What needs to be done | Do any lines in the data below contain "info"? If so, copy every one of them.

Supplied records |
+++

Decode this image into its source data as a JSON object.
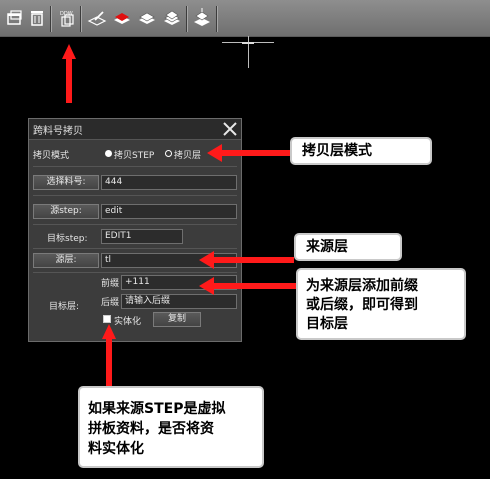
{
  "toolbar": {
    "buttons": [
      {
        "name": "window-icon"
      },
      {
        "name": "delete-icon"
      },
      {
        "name": "ddw-copy-icon",
        "label": "DDW"
      },
      {
        "name": "layer-edit-icon"
      },
      {
        "name": "layer-red-icon"
      },
      {
        "name": "layers-icon"
      },
      {
        "name": "layers-stack-icon"
      },
      {
        "name": "layer-copy-icon"
      }
    ]
  },
  "dialog": {
    "title": "跨料号拷贝",
    "copy_mode_label": "拷贝模式",
    "mode_options": [
      "拷贝STEP",
      "拷贝层"
    ],
    "select_job_button": "选择料号:",
    "job_value": "444",
    "source_step_button": "源step:",
    "source_step_value": "edit",
    "target_step_label": "目标step:",
    "target_step_value": "EDIT1",
    "source_layer_button": "源层:",
    "source_layer_value": "tl",
    "target_layer_label": "目标层:",
    "prefix_label": "前缀",
    "prefix_value": "+111",
    "suffix_label": "后缀",
    "suffix_placeholder": "请输入后缀",
    "solidify_label": "实体化",
    "copy_button": "复制"
  },
  "callouts": {
    "copy_layer_mode": "拷贝层模式",
    "source_layer": "来源层",
    "prefix_suffix": [
      "为来源层添加前缀",
      "或后缀，即可得到",
      "目标层"
    ],
    "solidify": [
      "如果来源STEP是虚拟",
      "拼板资料，是否将资",
      "料实体化"
    ]
  },
  "colors": {
    "arrow": "#ff1a1a",
    "dialog_bg": "#3c3c3c",
    "toolbar": "#7d7d7d"
  }
}
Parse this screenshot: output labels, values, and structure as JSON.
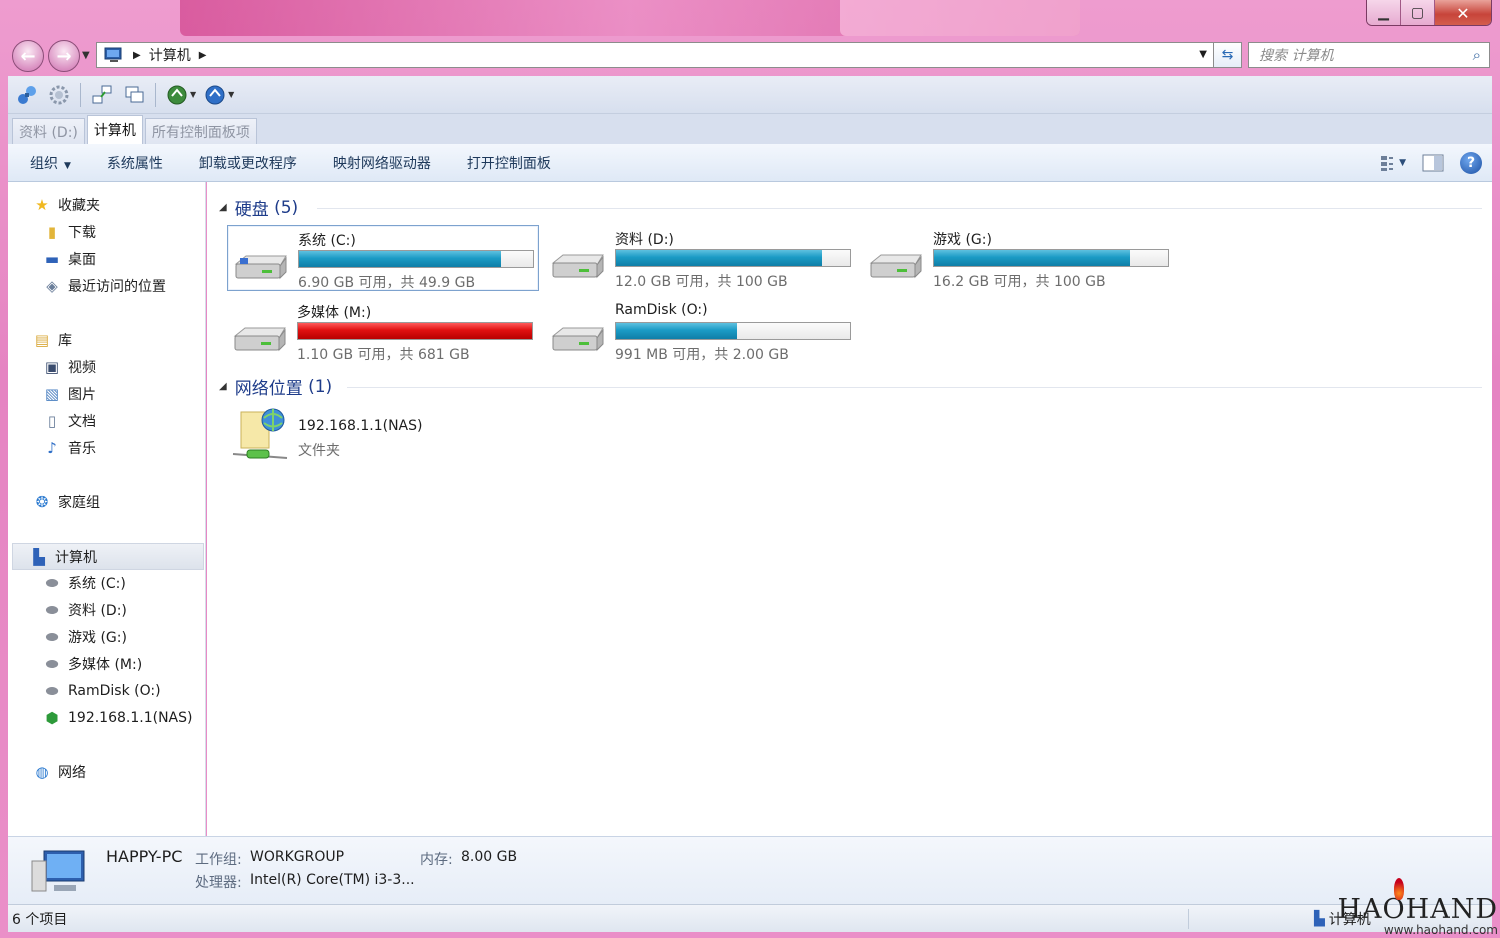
{
  "window": {
    "caption": {
      "minimize": "▁",
      "maximize": "▢",
      "close": "✕"
    }
  },
  "nav": {
    "breadcrumb": [
      "计算机"
    ],
    "search_placeholder": "搜索 计算机"
  },
  "tabs": [
    {
      "label": "资料 (D:)",
      "active": false
    },
    {
      "label": "计算机",
      "active": true
    },
    {
      "label": "所有控制面板项",
      "active": false
    }
  ],
  "commands": {
    "organize": "组织",
    "system_properties": "系统属性",
    "uninstall": "卸载或更改程序",
    "map_drive": "映射网络驱动器",
    "open_control_panel": "打开控制面板"
  },
  "sidebar": {
    "favorites": "收藏夹",
    "downloads": "下载",
    "desktop": "桌面",
    "recent": "最近访问的位置",
    "libraries": "库",
    "videos": "视频",
    "pictures": "图片",
    "documents": "文档",
    "music": "音乐",
    "homegroup": "家庭组",
    "computer": "计算机",
    "drives": [
      "系统 (C:)",
      "资料 (D:)",
      "游戏 (G:)",
      "多媒体 (M:)",
      "RamDisk (O:)",
      "192.168.1.1(NAS)"
    ],
    "network": "网络"
  },
  "groups": {
    "hard_disks": {
      "title": "硬盘",
      "count": "(5)"
    },
    "network_locations": {
      "title": "网络位置",
      "count": "(1)"
    }
  },
  "drives": [
    {
      "name": "系统 (C:)",
      "info": "6.90 GB 可用，共 49.9 GB",
      "used_fraction": 0.862,
      "color": "#1b9bc5"
    },
    {
      "name": "资料 (D:)",
      "info": "12.0 GB 可用，共 100 GB",
      "used_fraction": 0.88,
      "color": "#1b9bc5"
    },
    {
      "name": "游戏 (G:)",
      "info": "16.2 GB 可用，共 100 GB",
      "used_fraction": 0.838,
      "color": "#1b9bc5"
    },
    {
      "name": "多媒体 (M:)",
      "info": "1.10 GB 可用，共 681 GB",
      "used_fraction": 0.998,
      "color": "#e01010"
    },
    {
      "name": "RamDisk (O:)",
      "info": "991 MB 可用，共 2.00 GB",
      "used_fraction": 0.516,
      "color": "#1b9bc5"
    }
  ],
  "network_location": {
    "name": "192.168.1.1(NAS)",
    "type": "文件夹"
  },
  "details": {
    "pc_name": "HAPPY-PC",
    "workgroup_label": "工作组:",
    "workgroup_value": "WORKGROUP",
    "memory_label": "内存:",
    "memory_value": "8.00 GB",
    "processor_label": "处理器:",
    "processor_value": "Intel(R) Core(TM) i3-3..."
  },
  "status": {
    "items_count": "6 个项目",
    "location": "计算机"
  },
  "watermark": {
    "brand": "HAOHAND",
    "url": "www.haohand.com"
  }
}
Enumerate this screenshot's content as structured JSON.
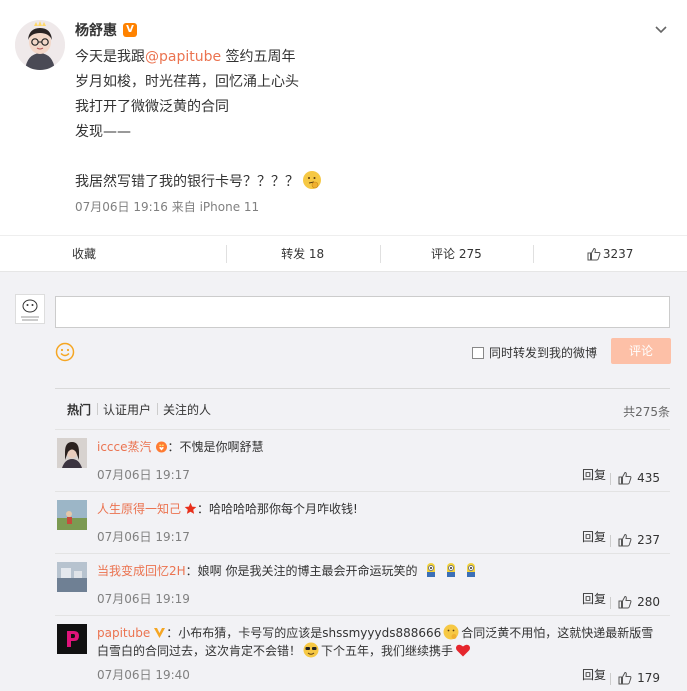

+++

Expected answer |
      "info": "6.90 GB 可用，共 49.9 GB",
      "info": "12.0 GB 可用，共 100 GB",
      "info": "16.2 GB 可用，共 100 GB",
      "info": "1.10 GB 可用，共 681 GB",
      "info": "991 MB 可用，共 2.00 GB",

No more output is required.